WHAT YOU WILL DO: The records below must be output exactly, without pictures.

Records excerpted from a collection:
☆ ☆ ☆
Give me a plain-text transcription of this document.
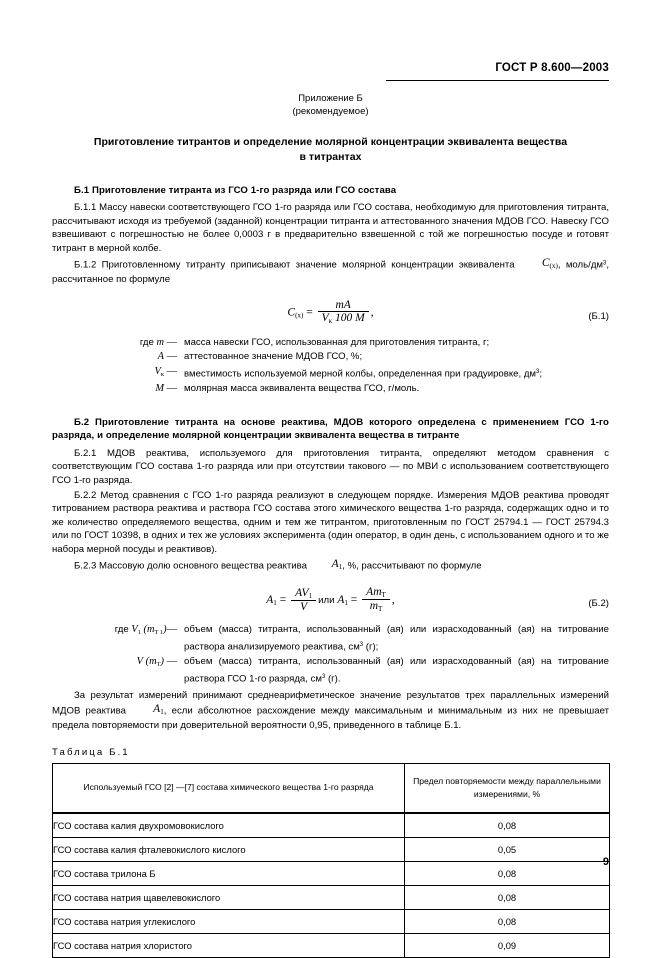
ГОСТ Р 8.600—2003
Приложение Б
(рекомендуемое)
Приготовление титрантов и определение молярной концентрации эквивалента вещества
в титрантах
Б.1 Приготовление титранта из ГСО 1-го разряда или ГСО состава

Б.1.1 Массу навески соответствующего ГСО 1-го разряда или ГСО состава, необходимую для приготовления титранта, рассчитывают исходя из требуемой (заданной) концентрации титранта и аттестованного значения МДОВ ГСО. Навеску ГСО взвешивают с погрешностью не более 0,0003 г в предварительно взвешенной с той же погрешностью посуде и готовят титрант в мерной колбе.

Б.1.2 Приготовленному титранту приписывают значение молярной концентрации эквивалента $C_{(x)}$, моль/$дм^3$, рассчитанное по формуле

$C_{(x)} = \frac{mA}{V_к 100 M}$ ,	(Б.1)
где m — масса навески ГСО, использованная для приготовления титранта, г;
A — аттестованное значение МДОВ ГСО, %;
$V_к$ — вместимость используемой мерной колбы, определенная при градуировке, $дм^3$;
M — молярная масса эквивалента вещества ГСО, г/моль.
Б.2 Приготовление титранта на основе реактива, МДОВ которого определена с применением ГСО 1-го разряда, и определение молярной концентрации эквивалента вещества в титранте

Б.2.1 МДОВ реактива, используемого для приготовления титранта, определяют методом сравнения с соответствующим ГСО состава 1-го разряда или при отсутствии такового — по МВИ с использованием соответствующего ГСО 1-го разряда.

Б.2.2 Метод сравнения с ГСО 1-го разряда реализуют в следующем порядке. Измерения МДОВ реактива проводят титрованием раствора реактива и раствора ГСО состава этого химического вещества 1-го разряда, содержащих одно и то же количество определяемого вещества, одним и тем же титрантом, приготовленным по ГОСТ 25794.1 — ГОСТ 25794.3 или по ГОСТ 10398, в одних и тех же условиях эксперимента (один оператор, в один день, с использованием одного и то же набора мерной посуды и реактивов).

Б.2.3 Массовую долю основного вещества реактива $A_1$, %, рассчитывают по формуле

$A_1 = \frac{AV_1}{V}$ или $A_1 = \frac{Am_T}{m_T}$ ,	(Б.2)
где $V_1$ $(m_{T 1})—$ объем (масса) титранта, использованный (ая) или израсходованный (ая) на титрование раствора анализируемого реактива, $см^3$ (г);
V $(m_T)$ — объем (масса) титранта, использованный (ая) или израсходованный (ая) на титрование раствора ГСО 1-го разряда, $см^3$ (г).

За результат измерений принимают среднеарифметическое значение результатов трех параллельных измерений МДОВ реактива $A_1$, если абсолютное расхождение между максимальным и минимальным из них не превышает предела повторяемости при доверительной вероятности 0,95, приведенного в таблице Б.1.

Таблица Б.1
Используемый ГСО [2] —[7] состава химического вещества 1-го разряда	Предел повторяемости между параллельными измерениями, %
ГСО состава калия двухромовокислого	0,08
ГСО состава калия фталевокислого кислого	0,05
ГСО состава трилона Б	0,08
ГСО состава натрия щавелевокислого	0,08
ГСО состава натрия углекислого	0,08
ГСО состава натрия хлористого	0,09
9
☆ ☆ ☆
EXERCISE OUTPUT:
Give me a plain-text transcription of this document.
ГОСТ Р 8.600—2003
Приложение Б
(рекомендуемое)
Приготовление титрантов и определение молярной концентрации эквивалента вещества
в титрантах
Б.1 Приготовление титранта из ГСО 1-го разряда или ГСО состава

Б.1.1 Массу навески соответствующего ГСО 1-го разряда или ГСО состава, необходимую для приготовления титранта, рассчитывают исходя из требуемой (заданной) концентрации титранта и аттестованного значения МДОВ ГСО. Навеску ГСО взвешивают с погрешностью не более 0,0003 г в предварительно взвешенной с той же погрешностью посуде и готовят титрант в мерной колбе.

Б.1.2 Приготовленному титранту приписывают значение молярной концентрации эквивалента $C_{(x)}$, моль/$дм^3$, рассчитанное по формуле

$C_{(x)} = \frac{mA}{V_к 100 M}$ ,	(Б.1)
где m — масса навески ГСО, использованная для приготовления титранта, г;
A — аттестованное значение МДОВ ГСО, %;
$V_к$ — вместимость используемой мерной колбы, определенная при градуировке, $дм^3$;
M — молярная масса эквивалента вещества ГСО, г/моль.
Б.2 Приготовление титранта на основе реактива, МДОВ которого определена с применением ГСО 1-го разряда, и определение молярной концентрации эквивалента вещества в титранте

Б.2.1 МДОВ реактива, используемого для приготовления титранта, определяют методом сравнения с соответствующим ГСО состава 1-го разряда или при отсутствии такового — по МВИ с использованием соответствующего ГСО 1-го разряда.

Б.2.2 Метод сравнения с ГСО 1-го разряда реализуют в следующем порядке. Измерения МДОВ реактива проводят титрованием раствора реактива и раствора ГСО состава этого химического вещества 1-го разряда, содержащих одно и то же количество определяемого вещества, одним и тем же титрантом, приготовленным по ГОСТ 25794.1 — ГОСТ 25794.3 или по ГОСТ 10398, в одних и тех же условиях эксперимента (один оператор, в один день, с использованием одного и то же набора мерной посуды и реактивов).

Б.2.3 Массовую долю основного вещества реактива $A_1$, %, рассчитывают по формуле

$A_1 = \frac{AV_1}{V}$ или $A_1 = \frac{Am_T}{m_T}$ ,	(Б.2)
где $V_1$ $(m_{T 1})—$ объем (масса) титранта, использованный (ая) или израсходованный (ая) на титрование раствора анализируемого реактива, $см^3$ (г);
V $(m_T)$ — объем (масса) титранта, использованный (ая) или израсходованный (ая) на титрование раствора ГСО 1-го разряда, $см^3$ (г).

За результат измерений принимают среднеарифметическое значение результатов трех параллельных измерений МДОВ реактива $A_1$, если абсолютное расхождение между максимальным и минимальным из них не превышает предела повторяемости при доверительной вероятности 0,95, приведенного в таблице Б.1.

Таблица Б.1
Используемый ГСО [2] —[7] состава химического вещества 1-го разряда	Предел повторяемости между параллельными измерениями, %
ГСО состава калия двухромовокислого	0,08
ГСО состава калия фталевокислого кислого	0,05
ГСО состава трилона Б	0,08
ГСО состава натрия щавелевокислого	0,08
ГСО состава натрия углекислого	0,08
ГСО состава натрия хлористого	0,09
9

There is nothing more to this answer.